[START Records]
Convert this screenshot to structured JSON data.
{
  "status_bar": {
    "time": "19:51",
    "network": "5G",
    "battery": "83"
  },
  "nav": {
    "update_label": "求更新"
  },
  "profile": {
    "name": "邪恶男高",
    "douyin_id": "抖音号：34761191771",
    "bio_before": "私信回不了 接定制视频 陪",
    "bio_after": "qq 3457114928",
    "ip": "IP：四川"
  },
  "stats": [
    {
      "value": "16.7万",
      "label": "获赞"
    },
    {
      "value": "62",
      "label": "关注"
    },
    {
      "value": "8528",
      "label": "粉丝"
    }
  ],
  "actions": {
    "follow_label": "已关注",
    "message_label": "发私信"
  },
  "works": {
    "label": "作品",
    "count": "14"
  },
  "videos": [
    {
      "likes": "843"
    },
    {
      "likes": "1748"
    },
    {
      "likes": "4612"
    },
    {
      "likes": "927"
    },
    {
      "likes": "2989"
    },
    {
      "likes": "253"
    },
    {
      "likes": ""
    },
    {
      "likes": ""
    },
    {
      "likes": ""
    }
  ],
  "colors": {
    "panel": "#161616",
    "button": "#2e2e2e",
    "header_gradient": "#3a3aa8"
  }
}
[END Records]
◆ Exercise goal:
Print out all the entries precisely as written.

◆ Answer to this task:
Convert this screenshot to structured JSON data.
{
  "status_bar": {
    "time": "19:51",
    "network": "5G",
    "battery": "83"
  },
  "nav": {
    "update_label": "求更新"
  },
  "profile": {
    "name": "邪恶男高",
    "douyin_id": "抖音号：34761191771",
    "bio_before": "私信回不了 接定制视频 陪",
    "bio_after": "qq 3457114928",
    "ip": "IP：四川"
  },
  "stats": [
    {
      "value": "16.7万",
      "label": "获赞"
    },
    {
      "value": "62",
      "label": "关注"
    },
    {
      "value": "8528",
      "label": "粉丝"
    }
  ],
  "actions": {
    "follow_label": "已关注",
    "message_label": "发私信"
  },
  "works": {
    "label": "作品",
    "count": "14"
  },
  "videos": [
    {
      "likes": "843"
    },
    {
      "likes": "1748"
    },
    {
      "likes": "4612"
    },
    {
      "likes": "927"
    },
    {
      "likes": "2989"
    },
    {
      "likes": "253"
    },
    {
      "likes": ""
    },
    {
      "likes": ""
    },
    {
      "likes": ""
    }
  ],
  "colors": {
    "panel": "#161616",
    "button": "#2e2e2e",
    "header_gradient": "#3a3aa8"
  }
}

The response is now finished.